§ **What the exercise asks**:
Reproduce the data between the line containing "Patent image size: (918, 1361)." and the line containing "In FIG. 4, the desalinated", inclusive.

§ **Raw records**:
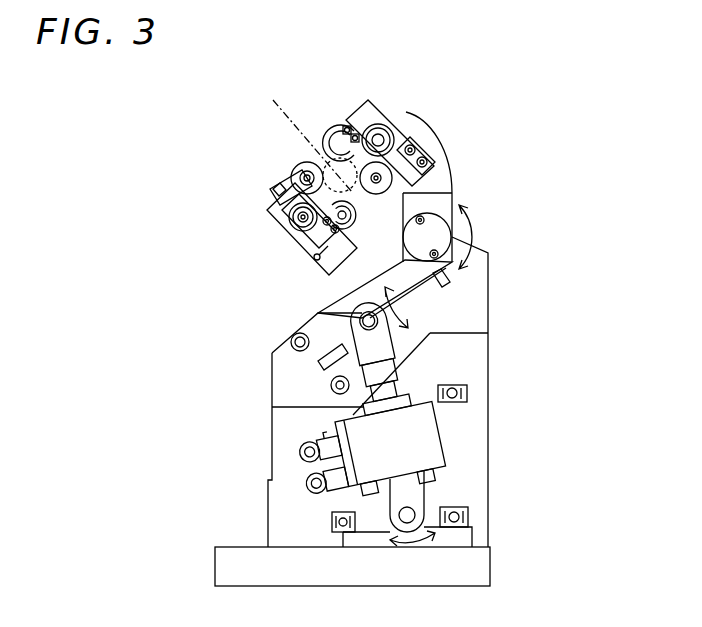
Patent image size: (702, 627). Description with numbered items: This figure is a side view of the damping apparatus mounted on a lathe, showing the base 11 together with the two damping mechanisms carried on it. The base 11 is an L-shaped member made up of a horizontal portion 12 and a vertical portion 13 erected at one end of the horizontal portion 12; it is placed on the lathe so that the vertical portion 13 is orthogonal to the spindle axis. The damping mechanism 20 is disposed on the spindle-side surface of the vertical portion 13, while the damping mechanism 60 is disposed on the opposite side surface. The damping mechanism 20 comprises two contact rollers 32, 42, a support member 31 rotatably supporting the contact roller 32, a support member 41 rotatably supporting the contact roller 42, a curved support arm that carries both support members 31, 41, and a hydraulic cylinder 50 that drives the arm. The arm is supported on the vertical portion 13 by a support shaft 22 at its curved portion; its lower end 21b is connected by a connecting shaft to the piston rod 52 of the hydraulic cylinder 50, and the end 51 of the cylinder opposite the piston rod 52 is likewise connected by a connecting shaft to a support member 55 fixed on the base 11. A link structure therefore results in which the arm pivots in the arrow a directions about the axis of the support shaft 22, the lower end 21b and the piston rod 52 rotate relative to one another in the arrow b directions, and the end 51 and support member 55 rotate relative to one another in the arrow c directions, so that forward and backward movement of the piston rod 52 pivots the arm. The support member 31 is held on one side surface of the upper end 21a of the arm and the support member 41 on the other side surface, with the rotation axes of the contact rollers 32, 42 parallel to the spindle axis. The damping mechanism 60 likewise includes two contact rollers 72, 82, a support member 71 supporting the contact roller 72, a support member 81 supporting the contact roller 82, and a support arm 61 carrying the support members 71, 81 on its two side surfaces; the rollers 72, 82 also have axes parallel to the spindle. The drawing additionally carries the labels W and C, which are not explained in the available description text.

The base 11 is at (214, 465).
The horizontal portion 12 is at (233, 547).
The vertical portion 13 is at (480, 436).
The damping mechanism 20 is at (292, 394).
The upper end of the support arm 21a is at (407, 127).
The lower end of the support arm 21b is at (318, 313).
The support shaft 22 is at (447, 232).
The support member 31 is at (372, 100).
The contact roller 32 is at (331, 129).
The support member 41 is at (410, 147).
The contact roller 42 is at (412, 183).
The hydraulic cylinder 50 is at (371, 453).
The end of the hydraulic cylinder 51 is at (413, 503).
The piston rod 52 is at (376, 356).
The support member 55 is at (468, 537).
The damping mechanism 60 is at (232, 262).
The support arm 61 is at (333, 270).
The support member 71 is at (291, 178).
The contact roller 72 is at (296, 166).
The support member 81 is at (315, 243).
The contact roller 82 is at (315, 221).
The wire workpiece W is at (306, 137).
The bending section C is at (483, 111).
--
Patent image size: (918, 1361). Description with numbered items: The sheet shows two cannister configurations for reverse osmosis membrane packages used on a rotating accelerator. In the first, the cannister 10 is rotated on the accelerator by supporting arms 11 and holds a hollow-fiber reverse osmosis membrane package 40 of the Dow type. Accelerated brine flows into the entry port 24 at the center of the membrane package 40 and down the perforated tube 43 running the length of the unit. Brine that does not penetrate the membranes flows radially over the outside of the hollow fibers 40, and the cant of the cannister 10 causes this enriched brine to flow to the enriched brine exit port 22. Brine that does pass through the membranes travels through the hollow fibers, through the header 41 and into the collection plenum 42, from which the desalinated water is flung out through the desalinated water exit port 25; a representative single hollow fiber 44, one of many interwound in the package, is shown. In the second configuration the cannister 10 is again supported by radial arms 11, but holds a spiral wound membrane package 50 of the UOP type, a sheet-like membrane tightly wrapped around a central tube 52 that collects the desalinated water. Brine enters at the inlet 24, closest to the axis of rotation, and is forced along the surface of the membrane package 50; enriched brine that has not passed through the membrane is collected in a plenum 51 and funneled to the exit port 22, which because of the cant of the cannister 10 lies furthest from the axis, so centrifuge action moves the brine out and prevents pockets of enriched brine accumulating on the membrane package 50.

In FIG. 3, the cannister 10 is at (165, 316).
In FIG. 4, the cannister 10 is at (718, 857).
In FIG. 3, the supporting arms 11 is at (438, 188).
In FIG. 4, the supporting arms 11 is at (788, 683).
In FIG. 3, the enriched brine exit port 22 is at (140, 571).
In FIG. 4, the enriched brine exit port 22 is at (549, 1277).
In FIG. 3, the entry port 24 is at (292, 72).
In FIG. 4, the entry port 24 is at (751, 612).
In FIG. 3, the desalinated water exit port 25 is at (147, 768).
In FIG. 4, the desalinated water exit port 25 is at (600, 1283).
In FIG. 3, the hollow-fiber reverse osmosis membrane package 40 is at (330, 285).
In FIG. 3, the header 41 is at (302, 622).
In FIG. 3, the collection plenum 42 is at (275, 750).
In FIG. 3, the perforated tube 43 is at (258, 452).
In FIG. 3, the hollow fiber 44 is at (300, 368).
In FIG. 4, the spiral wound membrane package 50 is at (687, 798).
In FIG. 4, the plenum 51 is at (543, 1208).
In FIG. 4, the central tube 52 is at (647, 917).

§ **Full response**:
Patent image size: (918, 1361). Description with numbered items: The sheet shows two cannister configurations for reverse osmosis membrane packages used on a rotating accelerator. In the first, the cannister 10 is rotated on the accelerator by supporting arms 11 and holds a hollow-fiber reverse osmosis membrane package 40 of the Dow type. Accelerated brine flows into the entry port 24 at the center of the membrane package 40 and down the perforated tube 43 running the length of the unit. Brine that does not penetrate the membranes flows radially over the outside of the hollow fibers 40, and the cant of the cannister 10 causes this enriched brine to flow to the enriched brine exit port 22. Brine that does pass through the membranes travels through the hollow fibers, through the header 41 and into the collection plenum 42, from which the desalinated water is flung out through the desalinated water exit port 25; a representative single hollow fiber 44, one of many interwound in the package, is shown. In the second configuration the cannister 10 is again supported by radial arms 11, but holds a spiral wound membrane package 50 of the UOP type, a sheet-like membrane tightly wrapped around a central tube 52 that collects the desalinated water. Brine enters at the inlet 24, closest to the axis of rotation, and is forced along the surface of the membrane package 50; enriched brine that has not passed through the membrane is collected in a plenum 51 and funneled to the exit port 22, which because of the cant of the cannister 10 lies furthest from the axis, so centrifuge action moves the brine out and prevents pockets of enriched brine accumulating on the membrane package 50.

In FIG. 3, the cannister 10 is at (165, 316).
In FIG. 4, the cannister 10 is at (718, 857).
In FIG. 3, the supporting arms 11 is at (438, 188).
In FIG. 4, the supporting arms 11 is at (788, 683).
In FIG. 3, the enriched brine exit port 22 is at (140, 571).
In FIG. 4, the enriched brine exit port 22 is at (549, 1277).
In FIG. 3, the entry port 24 is at (292, 72).
In FIG. 4, the entry port 24 is at (751, 612).
In FIG. 3, the desalinated water exit port 25 is at (147, 768).
In FIG. 4, the desalinated water exit port 25 is at (600, 1283).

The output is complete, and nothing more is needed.